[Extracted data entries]
================
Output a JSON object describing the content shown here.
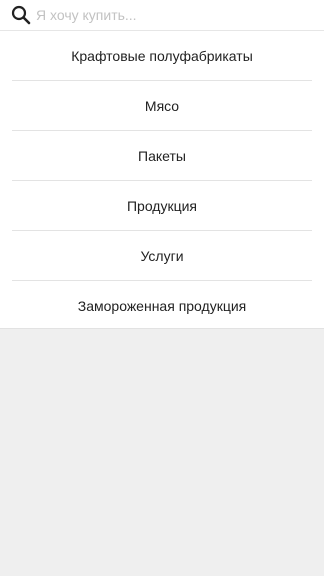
{
  "search": {
    "icon": "search-icon",
    "placeholder": "Я хочу купить..."
  },
  "categories": [
    {
      "label": "Крафтовые полуфабрикаты"
    },
    {
      "label": "Мясо"
    },
    {
      "label": "Пакеты"
    },
    {
      "label": "Продукция"
    },
    {
      "label": "Услуги"
    },
    {
      "label": "Замороженная продукция"
    }
  ],
  "colors": {
    "background": "#efefef",
    "panel": "#ffffff",
    "divider": "#e3e3e3",
    "text": "#222222",
    "placeholder": "#c2c2c2"
  }
}
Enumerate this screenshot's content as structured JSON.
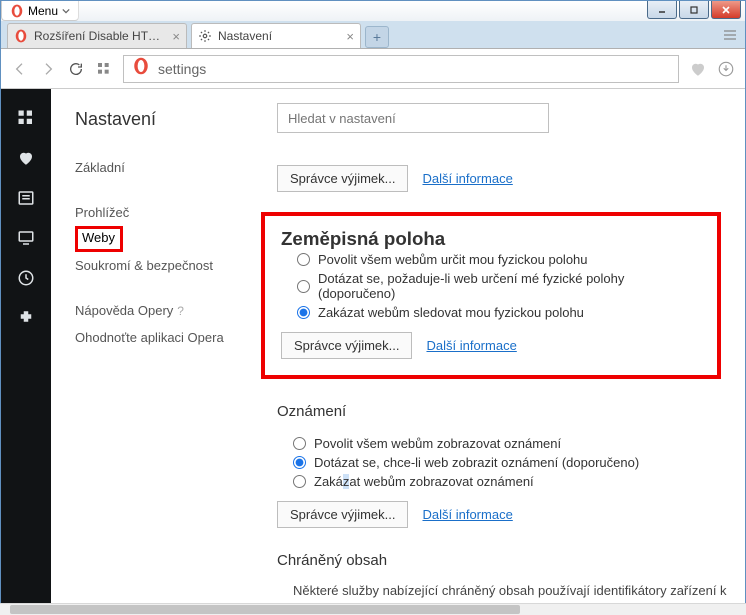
{
  "window": {
    "menu_label": "Menu"
  },
  "tabs": {
    "tab1_label": "Rozšíření Disable HTML5 A",
    "tab2_label": "Nastavení"
  },
  "address_bar": {
    "value": "settings"
  },
  "settings": {
    "title": "Nastavení",
    "nav": {
      "basic": "Základní",
      "browser": "Prohlížeč",
      "websites": "Weby",
      "privacy": "Soukromí & bezpečnost",
      "help": "Nápověda Opery",
      "rate": "Ohodnoťte aplikaci Opera"
    },
    "search_placeholder": "Hledat v nastavení",
    "top_row": {
      "exceptions": "Správce výjimek...",
      "more": "Další informace"
    },
    "geo": {
      "title": "Zeměpisná poloha",
      "opt1": "Povolit všem webům určit mou fyzickou polohu",
      "opt2": "Dotázat se, požaduje-li web určení mé fyzické polohy (doporučeno)",
      "opt3": "Zakázat webům sledovat mou fyzickou polohu",
      "exceptions": "Správce výjimek...",
      "more": "Další informace"
    },
    "notif": {
      "title": "Oznámení",
      "opt1": "Povolit všem webům zobrazovat oznámení",
      "opt2": "Dotázat se, chce-li web zobrazit oznámení (doporučeno)",
      "opt3_a": "Zaká",
      "opt3_b": "z",
      "opt3_c": "at webům zobrazovat oznámení",
      "exceptions": "Správce výjimek...",
      "more": "Další informace"
    },
    "protected": {
      "title": "Chráněný obsah",
      "desc": "Některé služby nabízející chráněný obsah používají identifikátory zařízení k"
    }
  }
}
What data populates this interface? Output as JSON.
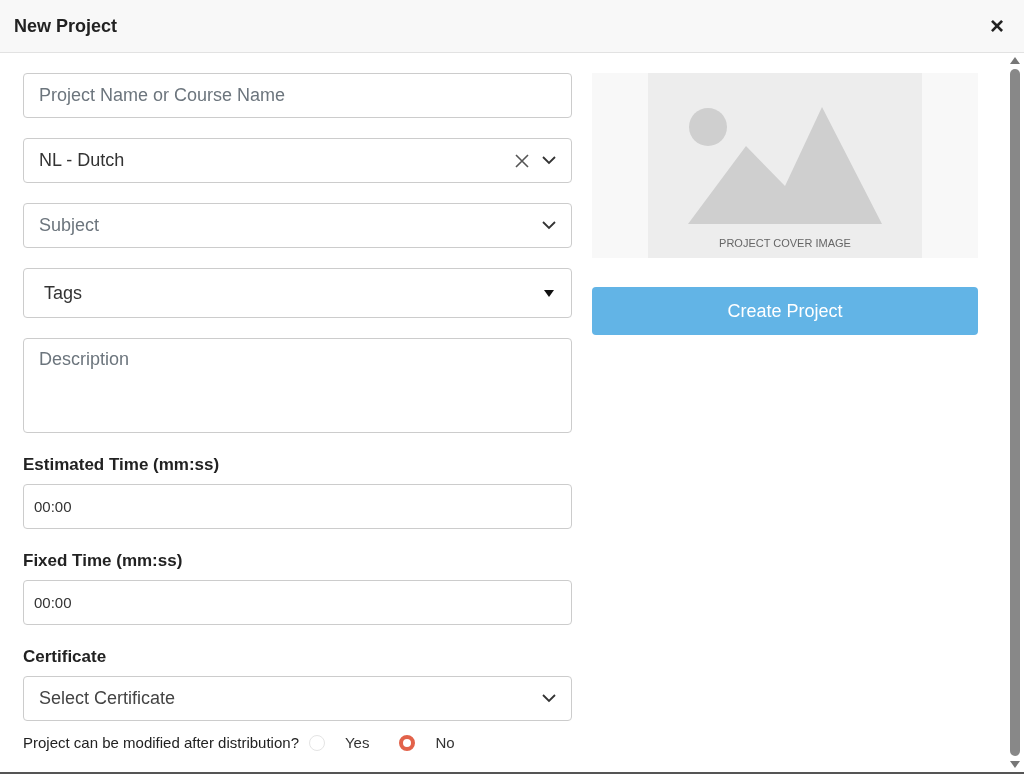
{
  "window": {
    "title": "New Project",
    "close": "×"
  },
  "fields": [
    {
      "kind": "input",
      "placeholder": "Project Name or Course Name"
    },
    {
      "kind": "select",
      "value": "NL - Dutch",
      "clearable": true
    },
    {
      "kind": "select",
      "placeholder": "Subject",
      "clearable": false
    },
    {
      "kind": "tags",
      "placeholder": "Tags"
    },
    {
      "kind": "textarea",
      "placeholder": "Description"
    },
    {
      "kind": "labeled",
      "label": "Estimated Time (mm:ss)",
      "value": "00:00"
    },
    {
      "kind": "labeled",
      "label": "Fixed Time (mm:ss)",
      "value": "00:00"
    },
    {
      "kind": "labeled-select",
      "label": "Certificate",
      "placeholder": "Select Certificate"
    }
  ],
  "question": {
    "text": "Project can be modified after distribution?",
    "options": [
      {
        "label": "Yes",
        "selected": false
      },
      {
        "label": "No",
        "selected": true
      }
    ]
  },
  "cover": {
    "caption": "PROJECT COVER IMAGE"
  },
  "create_button": "Create Project"
}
================
Return all lines containing the word "Output".

▸ **Full solution**
Output a JSON object describing the content shown here.
What data populates this interface? Output as JSON.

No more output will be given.